→ DATA ROWS:
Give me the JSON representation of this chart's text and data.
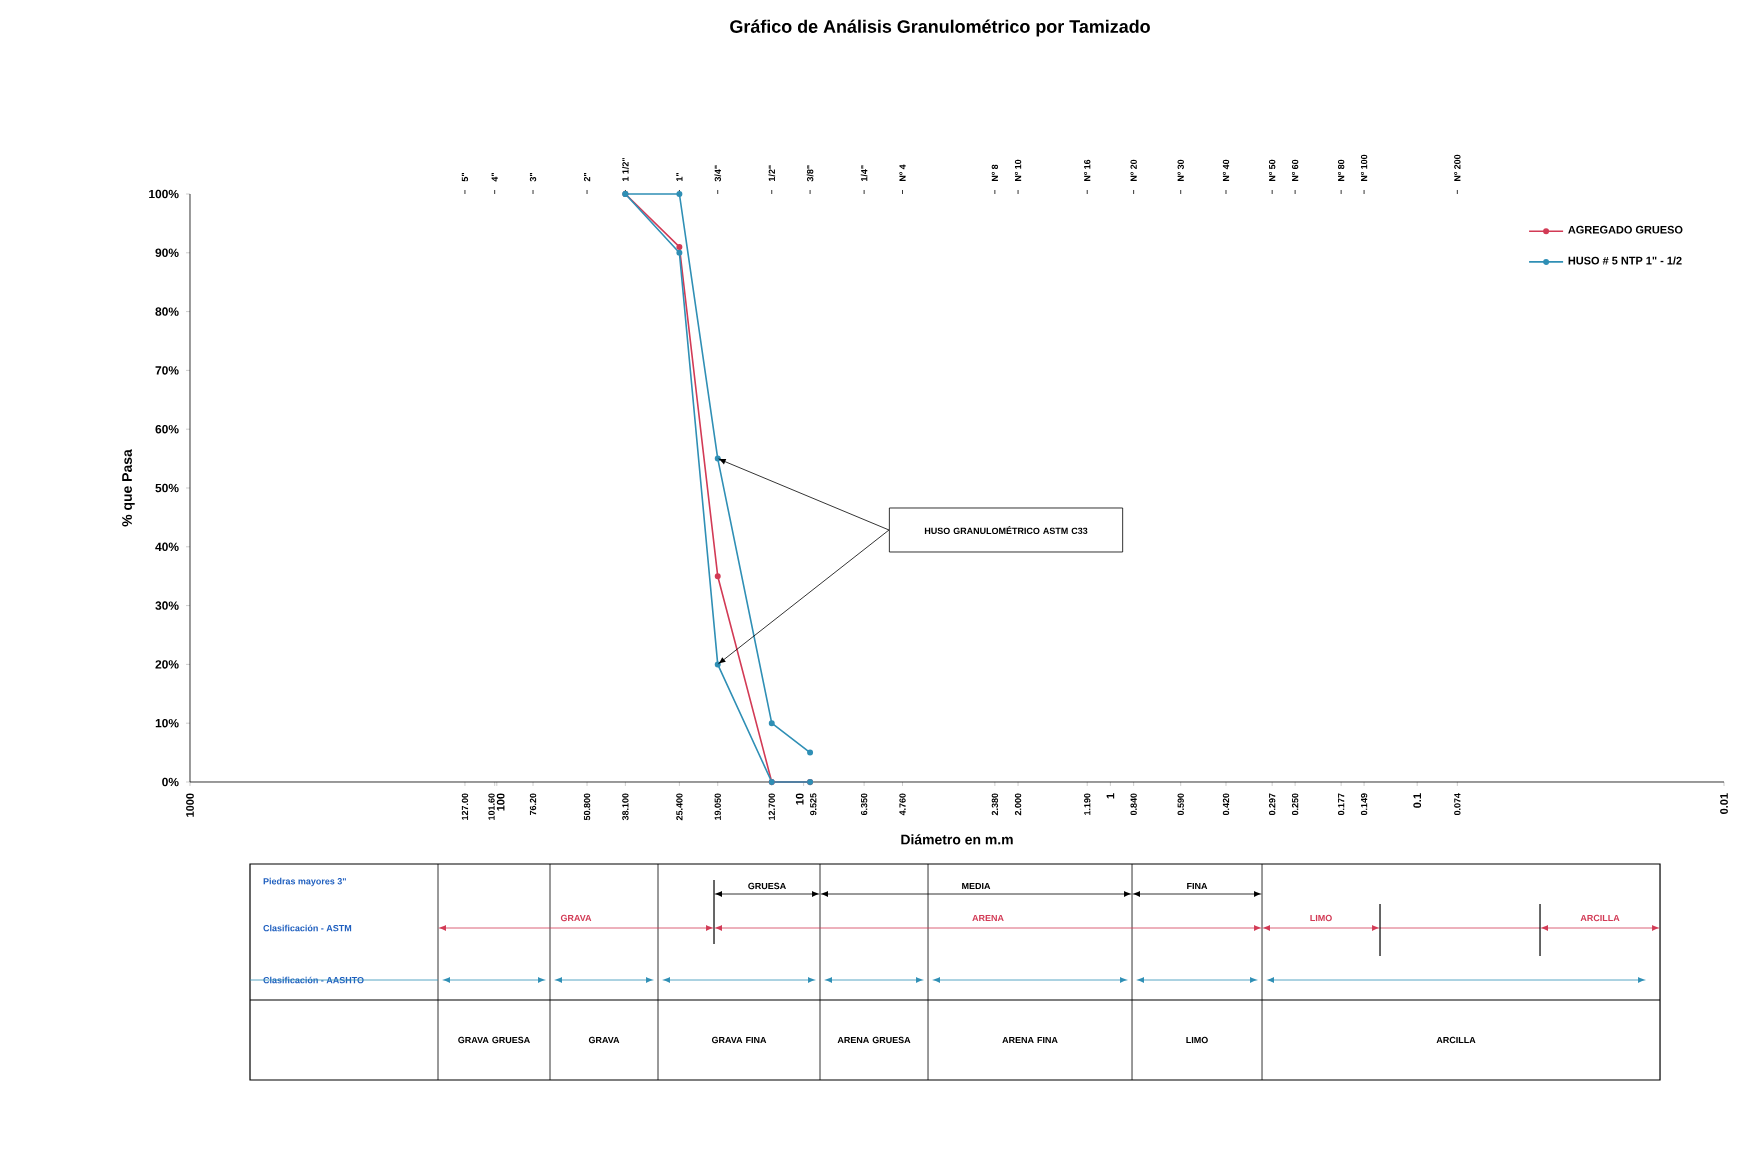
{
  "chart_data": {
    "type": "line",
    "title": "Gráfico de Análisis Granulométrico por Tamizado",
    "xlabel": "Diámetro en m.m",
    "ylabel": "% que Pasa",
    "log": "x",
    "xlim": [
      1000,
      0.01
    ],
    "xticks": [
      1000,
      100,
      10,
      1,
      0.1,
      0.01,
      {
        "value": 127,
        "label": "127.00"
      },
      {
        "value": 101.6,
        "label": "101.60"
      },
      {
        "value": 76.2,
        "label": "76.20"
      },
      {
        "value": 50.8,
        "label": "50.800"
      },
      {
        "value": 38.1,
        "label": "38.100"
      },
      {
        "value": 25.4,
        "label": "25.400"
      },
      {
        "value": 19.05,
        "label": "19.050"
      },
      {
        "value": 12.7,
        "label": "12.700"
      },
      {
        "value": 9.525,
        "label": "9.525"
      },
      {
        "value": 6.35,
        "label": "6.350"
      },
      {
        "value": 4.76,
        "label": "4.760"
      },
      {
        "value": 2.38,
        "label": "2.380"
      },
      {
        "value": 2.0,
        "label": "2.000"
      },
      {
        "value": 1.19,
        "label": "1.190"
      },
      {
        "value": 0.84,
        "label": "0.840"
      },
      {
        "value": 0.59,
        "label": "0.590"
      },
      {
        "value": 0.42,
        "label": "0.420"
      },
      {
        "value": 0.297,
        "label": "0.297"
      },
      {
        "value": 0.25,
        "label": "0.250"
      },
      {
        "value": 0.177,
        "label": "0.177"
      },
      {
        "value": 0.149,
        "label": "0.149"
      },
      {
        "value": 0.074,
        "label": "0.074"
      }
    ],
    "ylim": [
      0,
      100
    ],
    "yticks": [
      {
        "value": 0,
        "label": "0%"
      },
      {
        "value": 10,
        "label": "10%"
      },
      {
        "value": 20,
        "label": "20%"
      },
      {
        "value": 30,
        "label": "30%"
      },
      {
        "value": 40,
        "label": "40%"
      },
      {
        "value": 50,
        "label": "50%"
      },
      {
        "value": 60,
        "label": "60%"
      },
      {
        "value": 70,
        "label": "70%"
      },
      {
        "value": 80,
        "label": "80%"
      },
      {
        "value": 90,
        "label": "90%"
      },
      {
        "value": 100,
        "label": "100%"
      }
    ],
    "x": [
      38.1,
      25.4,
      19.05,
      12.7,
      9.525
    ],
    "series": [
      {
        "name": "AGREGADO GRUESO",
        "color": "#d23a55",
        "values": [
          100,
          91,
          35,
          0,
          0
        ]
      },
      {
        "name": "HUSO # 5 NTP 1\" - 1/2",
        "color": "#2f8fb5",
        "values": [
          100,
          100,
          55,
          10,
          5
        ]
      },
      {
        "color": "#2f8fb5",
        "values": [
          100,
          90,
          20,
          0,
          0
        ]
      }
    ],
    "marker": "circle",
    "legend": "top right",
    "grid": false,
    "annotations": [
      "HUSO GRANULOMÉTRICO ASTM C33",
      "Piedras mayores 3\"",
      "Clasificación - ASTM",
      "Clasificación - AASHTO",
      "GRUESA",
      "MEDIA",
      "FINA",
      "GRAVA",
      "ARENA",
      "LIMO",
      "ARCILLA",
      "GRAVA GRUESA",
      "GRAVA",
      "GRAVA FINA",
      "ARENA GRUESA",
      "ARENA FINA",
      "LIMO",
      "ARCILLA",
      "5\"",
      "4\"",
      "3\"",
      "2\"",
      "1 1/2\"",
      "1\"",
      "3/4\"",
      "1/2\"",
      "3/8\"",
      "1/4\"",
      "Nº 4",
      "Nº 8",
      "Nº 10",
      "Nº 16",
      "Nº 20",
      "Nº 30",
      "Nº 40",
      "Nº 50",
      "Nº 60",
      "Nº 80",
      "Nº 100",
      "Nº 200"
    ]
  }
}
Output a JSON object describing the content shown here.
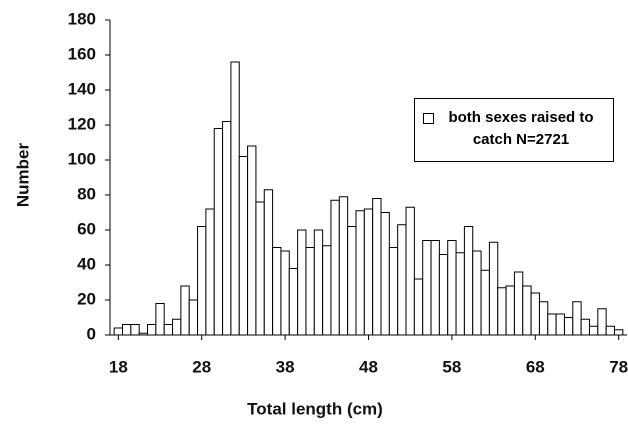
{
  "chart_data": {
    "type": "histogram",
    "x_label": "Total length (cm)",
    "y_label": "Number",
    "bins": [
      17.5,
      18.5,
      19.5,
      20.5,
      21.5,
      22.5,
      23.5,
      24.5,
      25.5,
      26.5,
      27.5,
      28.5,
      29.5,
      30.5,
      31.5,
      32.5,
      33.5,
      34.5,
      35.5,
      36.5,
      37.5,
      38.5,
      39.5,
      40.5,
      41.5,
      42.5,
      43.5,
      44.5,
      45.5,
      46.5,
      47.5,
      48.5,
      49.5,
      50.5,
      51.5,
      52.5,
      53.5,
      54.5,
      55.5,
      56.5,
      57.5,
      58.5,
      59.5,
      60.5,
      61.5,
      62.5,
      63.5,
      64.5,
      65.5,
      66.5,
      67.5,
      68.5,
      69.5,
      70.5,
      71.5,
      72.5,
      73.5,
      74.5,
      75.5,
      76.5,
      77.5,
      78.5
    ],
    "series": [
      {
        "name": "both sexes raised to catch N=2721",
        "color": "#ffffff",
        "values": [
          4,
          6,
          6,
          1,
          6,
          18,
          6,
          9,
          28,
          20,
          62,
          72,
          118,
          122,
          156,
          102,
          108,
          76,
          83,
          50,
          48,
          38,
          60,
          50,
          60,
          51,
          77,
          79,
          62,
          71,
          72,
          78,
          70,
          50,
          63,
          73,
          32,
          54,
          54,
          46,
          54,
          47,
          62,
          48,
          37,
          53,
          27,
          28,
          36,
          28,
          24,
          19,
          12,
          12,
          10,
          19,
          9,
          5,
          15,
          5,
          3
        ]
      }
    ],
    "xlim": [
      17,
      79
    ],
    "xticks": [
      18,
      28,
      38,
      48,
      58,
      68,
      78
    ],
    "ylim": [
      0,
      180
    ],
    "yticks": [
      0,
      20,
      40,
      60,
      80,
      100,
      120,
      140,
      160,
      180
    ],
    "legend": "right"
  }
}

→ INSTRUCTIONS TO FOLLOW:
Transcribe all the lines above exactly, apart from the pictures.

→ RESULT FOR THIS TASK:
Give me the JSON representation of this chart's text and data.
{
  "chart_data": {
    "type": "line",
    "title": "Gráfico de Análisis Granulométrico por Tamizado",
    "xlabel": "Diámetro en m.m",
    "ylabel": "% que Pasa",
    "log": "x",
    "xlim": [
      1000,
      0.01
    ],
    "xticks": [
      1000,
      100,
      10,
      1,
      0.1,
      0.01,
      {
        "value": 127,
        "label": "127.00"
      },
      {
        "value": 101.6,
        "label": "101.60"
      },
      {
        "value": 76.2,
        "label": "76.20"
      },
      {
        "value": 50.8,
        "label": "50.800"
      },
      {
        "value": 38.1,
        "label": "38.100"
      },
      {
        "value": 25.4,
        "label": "25.400"
      },
      {
        "value": 19.05,
        "label": "19.050"
      },
      {
        "value": 12.7,
        "label": "12.700"
      },
      {
        "value": 9.525,
        "label": "9.525"
      },
      {
        "value": 6.35,
        "label": "6.350"
      },
      {
        "value": 4.76,
        "label": "4.760"
      },
      {
        "value": 2.38,
        "label": "2.380"
      },
      {
        "value": 2.0,
        "label": "2.000"
      },
      {
        "value": 1.19,
        "label": "1.190"
      },
      {
        "value": 0.84,
        "label": "0.840"
      },
      {
        "value": 0.59,
        "label": "0.590"
      },
      {
        "value": 0.42,
        "label": "0.420"
      },
      {
        "value": 0.297,
        "label": "0.297"
      },
      {
        "value": 0.25,
        "label": "0.250"
      },
      {
        "value": 0.177,
        "label": "0.177"
      },
      {
        "value": 0.149,
        "label": "0.149"
      },
      {
        "value": 0.074,
        "label": "0.074"
      }
    ],
    "ylim": [
      0,
      100
    ],
    "yticks": [
      {
        "value": 0,
        "label": "0%"
      },
      {
        "value": 10,
        "label": "10%"
      },
      {
        "value": 20,
        "label": "20%"
      },
      {
        "value": 30,
        "label": "30%"
      },
      {
        "value": 40,
        "label": "40%"
      },
      {
        "value": 50,
        "label": "50%"
      },
      {
        "value": 60,
        "label": "60%"
      },
      {
        "value": 70,
        "label": "70%"
      },
      {
        "value": 80,
        "label": "80%"
      },
      {
        "value": 90,
        "label": "90%"
      },
      {
        "value": 100,
        "label": "100%"
      }
    ],
    "x": [
      38.1,
      25.4,
      19.05,
      12.7,
      9.525
    ],
    "series": [
      {
        "name": "AGREGADO GRUESO",
        "color": "#d23a55",
        "values": [
          100,
          91,
          35,
          0,
          0
        ]
      },
      {
        "name": "HUSO # 5 NTP 1\" - 1/2",
        "color": "#2f8fb5",
        "values": [
          100,
          100,
          55,
          10,
          5
        ]
      },
      {
        "color": "#2f8fb5",
        "values": [
          100,
          90,
          20,
          0,
          0
        ]
      }
    ],
    "marker": "circle",
    "legend": "top right",
    "grid": false,
    "annotations": [
      "HUSO GRANULOMÉTRICO ASTM C33",
      "Piedras mayores 3\"",
      "Clasificación - ASTM",
      "Clasificación - AASHTO",
      "GRUESA",
      "MEDIA",
      "FINA",
      "GRAVA",
      "ARENA",
      "LIMO",
      "ARCILLA",
      "GRAVA GRUESA",
      "GRAVA",
      "GRAVA FINA",
      "ARENA GRUESA",
      "ARENA FINA",
      "LIMO",
      "ARCILLA",
      "5\"",
      "4\"",
      "3\"",
      "2\"",
      "1 1/2\"",
      "1\"",
      "3/4\"",
      "1/2\"",
      "3/8\"",
      "1/4\"",
      "Nº 4",
      "Nº 8",
      "Nº 10",
      "Nº 16",
      "Nº 20",
      "Nº 30",
      "Nº 40",
      "Nº 50",
      "Nº 60",
      "Nº 80",
      "Nº 100",
      "Nº 200"
    ]
  }
}
Output a JSON object describing the content shown here.
{
  "chart_data": {
    "type": "histogram",
    "x_label": "Total length (cm)",
    "y_label": "Number",
    "bins": [
      17.5,
      18.5,
      19.5,
      20.5,
      21.5,
      22.5,
      23.5,
      24.5,
      25.5,
      26.5,
      27.5,
      28.5,
      29.5,
      30.5,
      31.5,
      32.5,
      33.5,
      34.5,
      35.5,
      36.5,
      37.5,
      38.5,
      39.5,
      40.5,
      41.5,
      42.5,
      43.5,
      44.5,
      45.5,
      46.5,
      47.5,
      48.5,
      49.5,
      50.5,
      51.5,
      52.5,
      53.5,
      54.5,
      55.5,
      56.5,
      57.5,
      58.5,
      59.5,
      60.5,
      61.5,
      62.5,
      63.5,
      64.5,
      65.5,
      66.5,
      67.5,
      68.5,
      69.5,
      70.5,
      71.5,
      72.5,
      73.5,
      74.5,
      75.5,
      76.5,
      77.5,
      78.5
    ],
    "series": [
      {
        "name": "both sexes raised to catch N=2721",
        "color": "#ffffff",
        "values": [
          4,
          6,
          6,
          1,
          6,
          18,
          6,
          9,
          28,
          20,
          62,
          72,
          118,
          122,
          156,
          102,
          108,
          76,
          83,
          50,
          48,
          38,
          60,
          50,
          60,
          51,
          77,
          79,
          62,
          71,
          72,
          78,
          70,
          50,
          63,
          73,
          32,
          54,
          54,
          46,
          54,
          47,
          62,
          48,
          37,
          53,
          27,
          28,
          36,
          28,
          24,
          19,
          12,
          12,
          10,
          19,
          9,
          5,
          15,
          5,
          3
        ]
      }
    ],
    "xlim": [
      17,
      79
    ],
    "xticks": [
      18,
      28,
      38,
      48,
      58,
      68,
      78
    ],
    "ylim": [
      0,
      180
    ],
    "yticks": [
      0,
      20,
      40,
      60,
      80,
      100,
      120,
      140,
      160,
      180
    ],
    "legend": "right"
  }
}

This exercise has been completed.